Dataset items:
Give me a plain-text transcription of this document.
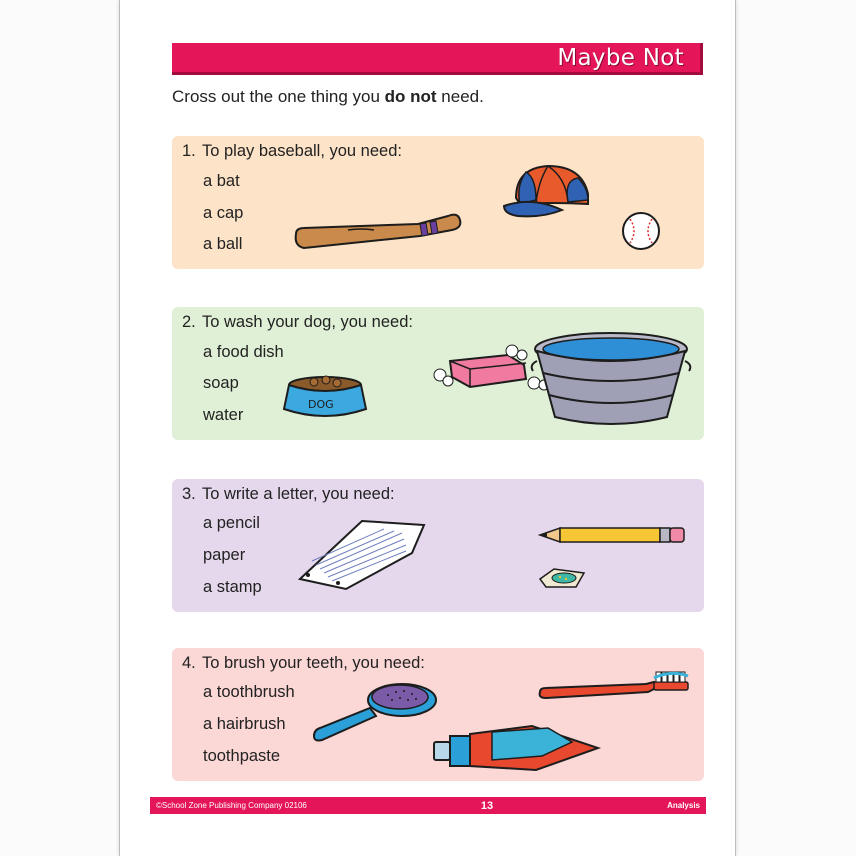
Maybe Not
Cross out the one thing you do not need.
1. To play baseball, you need:
a bat
a cap
a ball
2. To wash your dog, you need:
a food dish
soap
water
DOG
3. To write a letter, you need:
a pencil
paper
a stamp
4. To brush your teeth, you need:
a toothbrush
a hairbrush
toothpaste
©School Zone Publishing Company 02106	13	Analysis
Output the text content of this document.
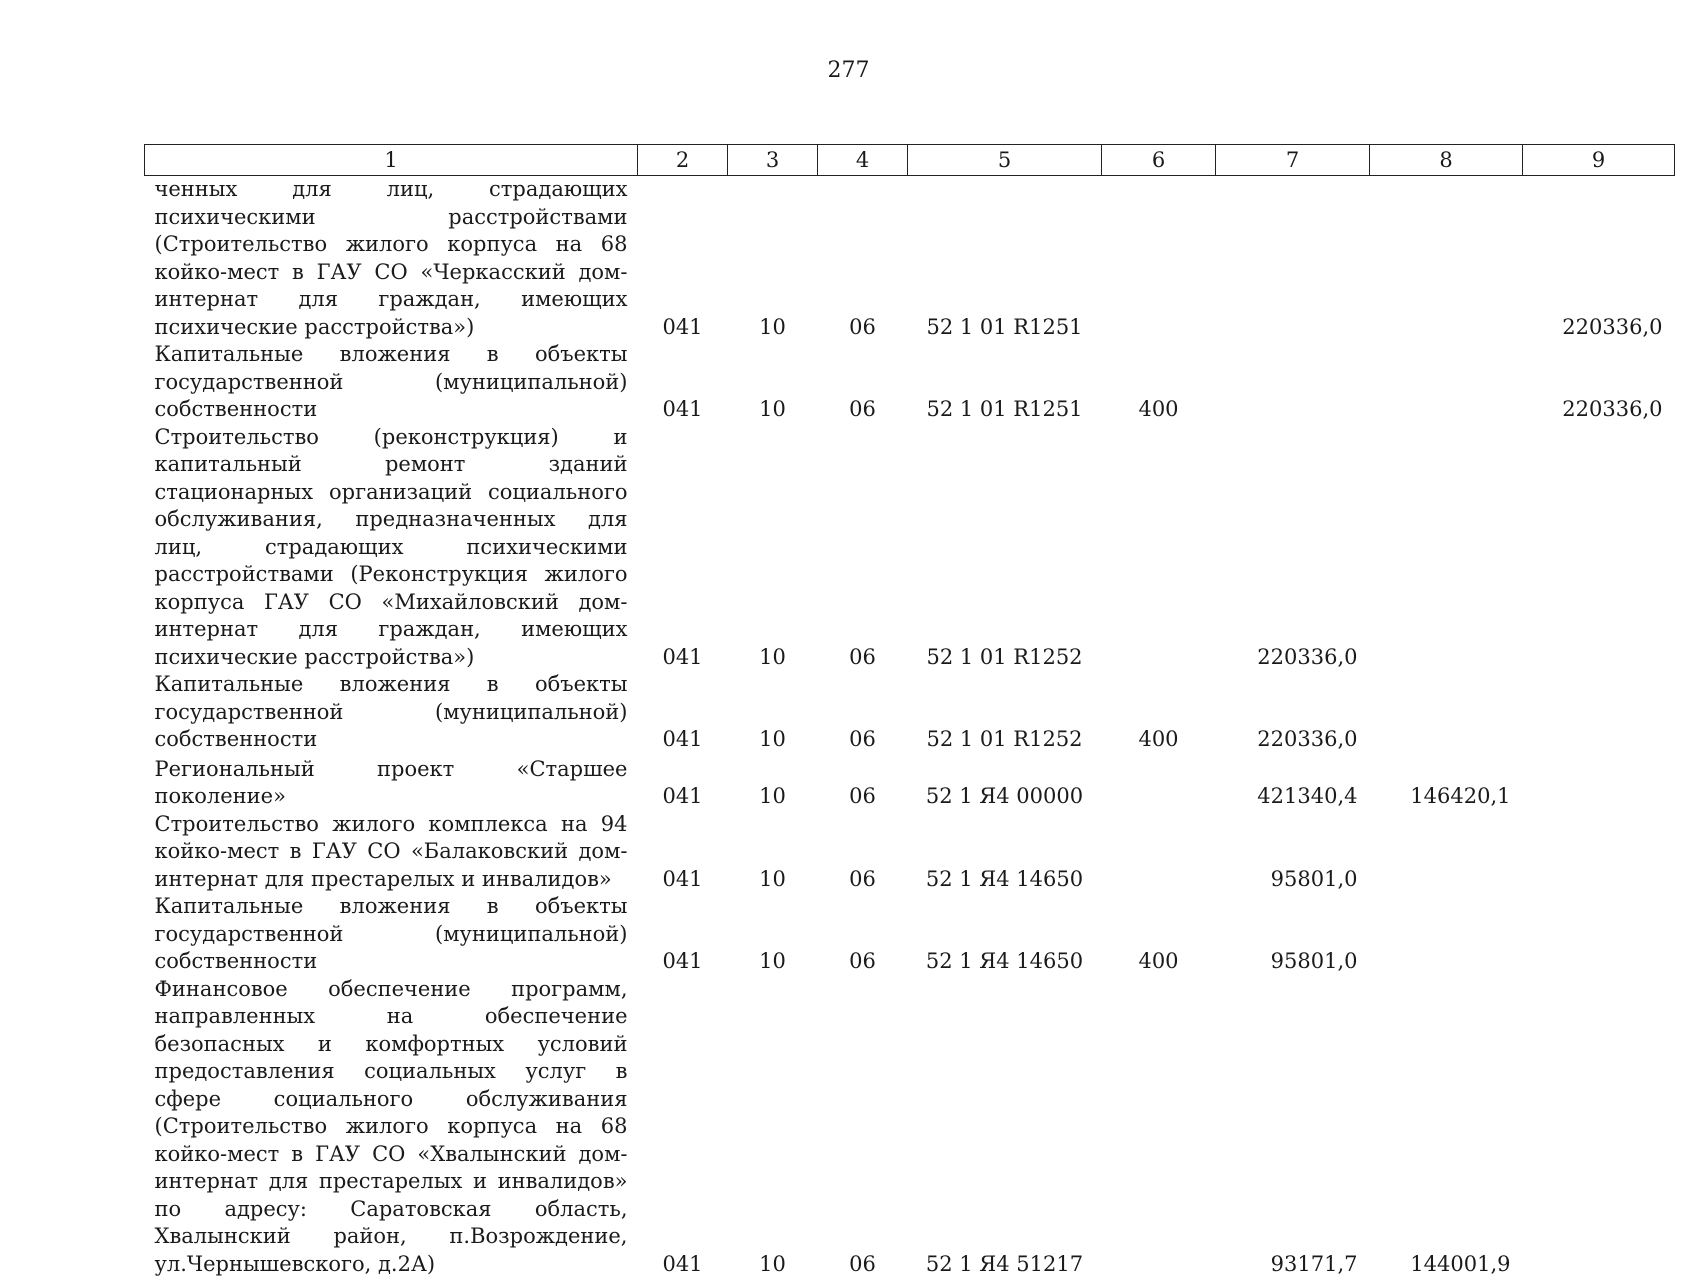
277
1	2	3	4	5	6	7	8	9
ченных для лиц, страдающих психическими расстройствами (Строительство жилого корпуса на 68 койко-мест в ГАУ СО «Черкасский дом-интернат для граждан, имеющих психические расстройства»)	041	10	06	52 1 01 R1251				220336,0
Капитальные вложения в объекты государственной (муниципальной) собственности	041	10	06	52 1 01 R1251	400			220336,0
Строительство (реконструкция) и капитальный ремонт зданий стационарных организаций социального обслуживания, предназначенных для лиц, страдающих психическими расстройствами (Реконструкция жилого корпуса ГАУ СО «Михайловский дом-интернат для граждан, имеющих психические расстройства»)	041	10	06	52 1 01 R1252		220336,0		
Капитальные вложения в объекты государственной (муниципальной) собственности	041	10	06	52 1 01 R1252	400	220336,0		
Региональный проект «Старшее поколение»	041	10	06	52 1 Я4 00000		421340,4	146420,1	
Строительство жилого комплекса на 94 койко-мест в ГАУ СО «Балаковский дом-интернат для престарелых и инвалидов»	041	10	06	52 1 Я4 14650		95801,0		
Капитальные вложения в объекты государственной (муниципальной) собственности	041	10	06	52 1 Я4 14650	400	95801,0		
Финансовое обеспечение программ, направленных на обеспечение безопасных и комфортных условий предоставления социальных услуг в сфере социального обслуживания (Строительство жилого корпуса на 68 койко-мест в ГАУ СО «Хвалынский дом-интернат для престарелых и инвалидов» по адресу: Саратовская область, Хвалынский район, п.Возрождение, ул.Чернышевского, д.2А)	041	10	06	52 1 Я4 51217		93171,7	144001,9	
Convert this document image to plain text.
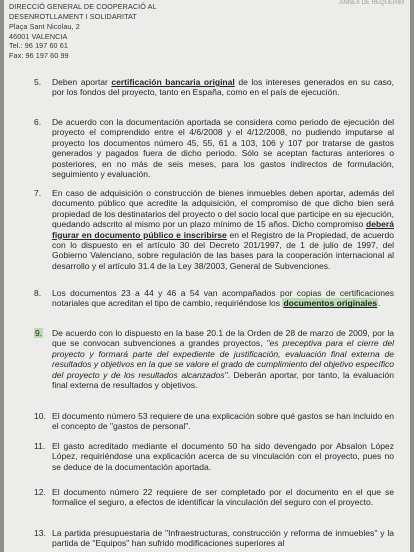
DIRECCIÓ GENERAL DE COOPERACIÓ AL
DESENROTLLAMENT I SOLIDARITAT
Plaça Sant Nicolau, 2
46001 VALENCIA
Tel.: 96 197 60 61
Fax: 96 197 60 99
ANNEX DE REQUERIM
5. Deben aportar certificación bancaria original de los intereses generados en su caso, por los fondos del proyecto, tanto en España, como en el país de ejecución.
6. De acuerdo con la documentación aportada se considera como periodo de ejecución del proyecto el comprendido entre el 4/6/2008 y el 4/12/2008, no pudiendo imputarse al proyecto los documentos número 45, 55, 61 a 103, 106 y 107 por tratarse de gastos generados y pagados fuera de dicho periodo. Sólo se aceptan facturas anteriores o posteriores, en no más de seis meses, para los gastos indirectos de formulación, seguimiento y evaluación.
7. En caso de adquisición o construcción de bienes inmuebles deben aportar, además del documento público que acredite la adquisición, el compromiso de que dicho bien será propiedad de los destinatarios del proyecto o del socio local que participe en su ejecución, quedando adscrito al mismo por un plazo mínimo de 15 años. Dicho compromiso deberá figurar en documento público e inscribirse en el Registro de la Propiedad, de acuerdo con lo dispuesto en el artículo 30 del Decreto 201/1997, de 1 de julio de 1997, del Gobierno Valenciano, sobre regulación de las bases para la cooperación internacional al desarrollo y el artículo 31.4 de la Ley 38/2003, General de Subvenciones.
8. Los documentos 23 a 44 y 46 a 54 van acompañados por copias de certificaciones notariales que acreditan el tipo de cambio, requiriéndose los documentos originales.
9. De acuerdo con lo dispuesto en la base 20.1 de la Orden de 28 de marzo de 2009, por la que se convocan subvenciones a grandes proyectos, "es preceptiva para el cierre del proyecto y formará parte del expediente de justificación, evaluación final externa de resultados y objetivos en la que se valore el grado de cumplimiento del objetivo específico del proyecto y de los resultados alcanzados". Deberán aportar, por tanto, la evaluación final externa de resultados y objetivos.
10. El documento número 53 requiere de una explicación sobre qué gastos se han incluido en el concepto de "gastos de personal".
11. El gasto acreditado mediante el documento 50 ha sido devengado por Absalon López López, requiriéndose una explicación acerca de su vinculación con el proyecto, pues no se deduce de la documentación aportada.
12. El documento número 22 requiere de ser completado por el documento en el que se formalice el seguro, a efectos de identificar la vinculación del seguro con el proyecto.
13. La partida presupuestaria de "Infraestructuras, construcción y reforma de inmuebles" y la partida de "Equipos" han sufrido modificaciones superiores al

What the task requires: Note how many lines of the material contain the string "имеющих". Then report that number by itself.

Result for this task: 2